Task description ▸ List all the lines in these records that hold "title".

Data for processing ▸
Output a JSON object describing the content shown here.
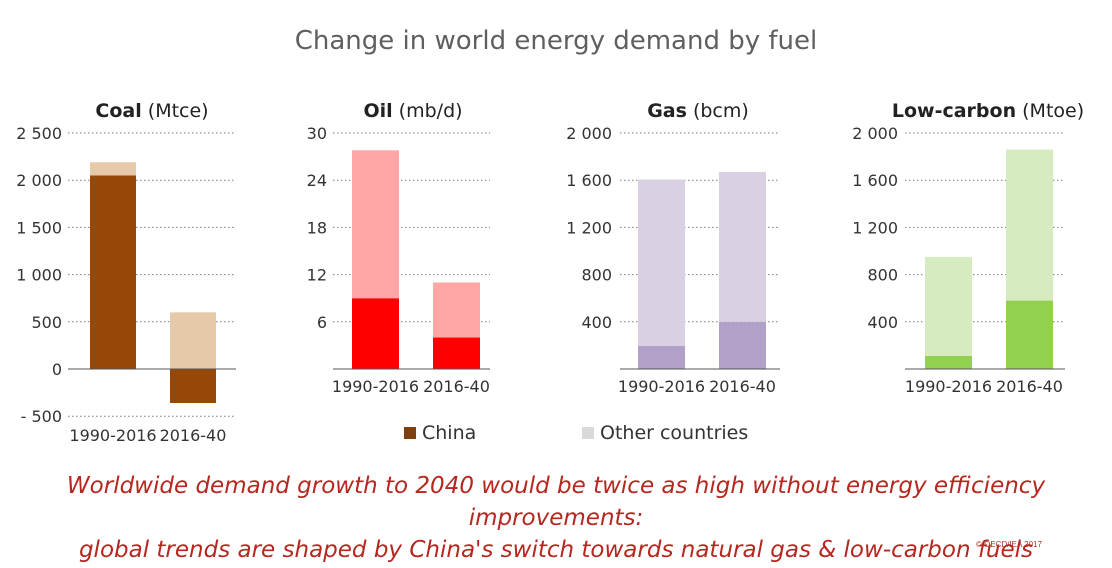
{
  "title": "Change in world energy demand by fuel",
  "legend": [
    {
      "label": "China",
      "color": "#8a4a1a"
    },
    {
      "label": "Other countries",
      "color": "#d9d9d9"
    }
  ],
  "footer": {
    "line1": "Worldwide demand growth to 2040 would be twice as high without energy efficiency improvements:",
    "line2": "global trends are shaped by China's switch towards natural gas & low-carbon fuels",
    "credit": "© OECD/IEA 2017"
  },
  "chart_data": [
    {
      "type": "bar",
      "stacked": true,
      "grid": true,
      "title": "Coal",
      "unit": "(Mtce)",
      "categories": [
        "1990-2016",
        "2016-40"
      ],
      "ylim": [
        -500,
        2500
      ],
      "yticks": [
        -500,
        0,
        500,
        1000,
        1500,
        2000,
        2500
      ],
      "ytick_labels": [
        "- 500",
        "0",
        "500",
        "1 000",
        "1 500",
        "2 000",
        "2 500"
      ],
      "series": [
        {
          "name": "China",
          "color": "#974706",
          "values": [
            2050,
            -360
          ]
        },
        {
          "name": "Other countries",
          "color": "#e6c9a8",
          "values": [
            140,
            600
          ]
        }
      ]
    },
    {
      "type": "bar",
      "stacked": true,
      "grid": true,
      "title": "Oil",
      "unit": "(mb/d)",
      "categories": [
        "1990-2016",
        "2016-40"
      ],
      "ylim": [
        0,
        30
      ],
      "yticks": [
        6,
        12,
        18,
        24,
        30
      ],
      "ytick_labels": [
        "6",
        "12",
        "18",
        "24",
        "30"
      ],
      "series": [
        {
          "name": "China",
          "color": "#ff0000",
          "values": [
            9,
            4
          ]
        },
        {
          "name": "Other countries",
          "color": "#ffa6a6",
          "values": [
            18.8,
            7
          ]
        }
      ]
    },
    {
      "type": "bar",
      "stacked": true,
      "grid": true,
      "title": "Gas",
      "unit": "(bcm)",
      "categories": [
        "1990-2016",
        "2016-40"
      ],
      "ylim": [
        0,
        2000
      ],
      "yticks": [
        400,
        800,
        1200,
        1600,
        2000
      ],
      "ytick_labels": [
        "400",
        "800",
        "1 200",
        "1 600",
        "2 000"
      ],
      "series": [
        {
          "name": "China",
          "color": "#b1a0c7",
          "values": [
            195,
            400
          ]
        },
        {
          "name": "Other countries",
          "color": "#d9d0e3",
          "values": [
            1410,
            1270
          ]
        }
      ]
    },
    {
      "type": "bar",
      "stacked": true,
      "grid": true,
      "title": "Low-carbon",
      "unit": "(Mtoe)",
      "categories": [
        "1990-2016",
        "2016-40"
      ],
      "ylim": [
        0,
        2000
      ],
      "yticks": [
        400,
        800,
        1200,
        1600,
        2000
      ],
      "ytick_labels": [
        "400",
        "800",
        "1 200",
        "1 600",
        "2 000"
      ],
      "series": [
        {
          "name": "China",
          "color": "#92d050",
          "values": [
            110,
            580
          ]
        },
        {
          "name": "Other countries",
          "color": "#d7ebc1",
          "values": [
            840,
            1280
          ]
        }
      ]
    }
  ]
}
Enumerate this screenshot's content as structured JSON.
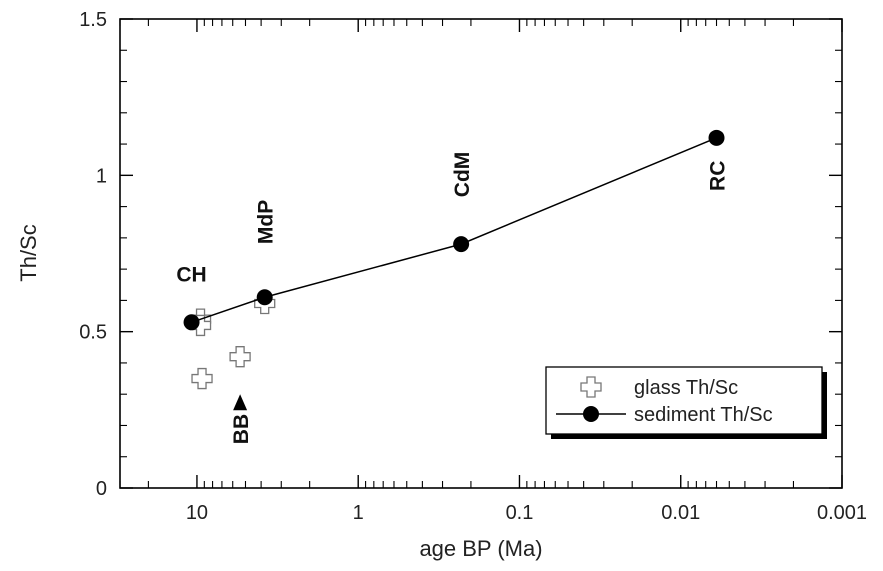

Result below ▸
  "title": "Change in world energy demand by fuel",
      "title": "Coal",
      "title": "Oil",
      "title": "Gas",
      "title": "Low-carbon",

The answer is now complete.